▶ [Exercise]: Which lines below hold the word "became"? Report each one.

▶ [Dataset records]:
--- Begin ---

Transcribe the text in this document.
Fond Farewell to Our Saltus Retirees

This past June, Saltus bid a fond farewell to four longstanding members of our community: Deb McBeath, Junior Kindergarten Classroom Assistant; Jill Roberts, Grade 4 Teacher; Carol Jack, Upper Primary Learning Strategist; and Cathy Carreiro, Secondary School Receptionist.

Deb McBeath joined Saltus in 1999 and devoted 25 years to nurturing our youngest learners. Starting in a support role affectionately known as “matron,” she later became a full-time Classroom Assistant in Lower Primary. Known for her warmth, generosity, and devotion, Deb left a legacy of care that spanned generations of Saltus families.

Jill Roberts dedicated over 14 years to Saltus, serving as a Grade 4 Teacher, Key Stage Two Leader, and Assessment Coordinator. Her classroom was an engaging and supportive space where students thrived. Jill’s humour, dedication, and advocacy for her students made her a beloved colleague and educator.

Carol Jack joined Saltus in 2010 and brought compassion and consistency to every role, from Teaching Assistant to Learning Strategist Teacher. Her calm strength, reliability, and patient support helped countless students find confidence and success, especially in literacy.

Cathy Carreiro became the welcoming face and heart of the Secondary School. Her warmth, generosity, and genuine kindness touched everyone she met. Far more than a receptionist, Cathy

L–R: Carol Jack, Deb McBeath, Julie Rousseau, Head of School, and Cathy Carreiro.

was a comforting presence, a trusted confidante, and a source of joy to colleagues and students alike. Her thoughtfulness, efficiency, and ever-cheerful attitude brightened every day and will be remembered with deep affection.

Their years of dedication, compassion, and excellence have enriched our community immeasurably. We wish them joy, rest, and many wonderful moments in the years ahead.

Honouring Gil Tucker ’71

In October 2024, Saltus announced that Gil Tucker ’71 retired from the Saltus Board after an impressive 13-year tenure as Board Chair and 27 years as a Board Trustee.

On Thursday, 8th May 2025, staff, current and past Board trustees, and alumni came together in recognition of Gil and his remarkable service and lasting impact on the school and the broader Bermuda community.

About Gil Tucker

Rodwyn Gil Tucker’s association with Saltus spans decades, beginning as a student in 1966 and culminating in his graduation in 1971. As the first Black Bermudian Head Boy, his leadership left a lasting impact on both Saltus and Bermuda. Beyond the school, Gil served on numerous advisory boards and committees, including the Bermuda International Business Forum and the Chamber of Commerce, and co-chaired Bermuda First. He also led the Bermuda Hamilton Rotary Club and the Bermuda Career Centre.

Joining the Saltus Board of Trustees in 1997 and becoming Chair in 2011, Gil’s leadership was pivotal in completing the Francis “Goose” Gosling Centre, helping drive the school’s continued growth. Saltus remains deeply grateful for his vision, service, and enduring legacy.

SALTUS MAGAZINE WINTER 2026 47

--- End ---

▶ [Answer to the exercise]:
Deb McBeath joined Saltus in 1999 and devoted 25 years to nurturing our youngest learners. Starting in a support role affectionately known as “matron,” she later became a full-time Classroom Assistant in Lower Primary. Known for her warmth, generosity, and devotion, Deb left a legacy of care that spanned generations of Saltus families.
Cathy Carreiro became the welcoming face and heart of the Secondary School. Her warmth, generosity, and genuine kindness touched everyone she met. Far more than a receptionist, Cathy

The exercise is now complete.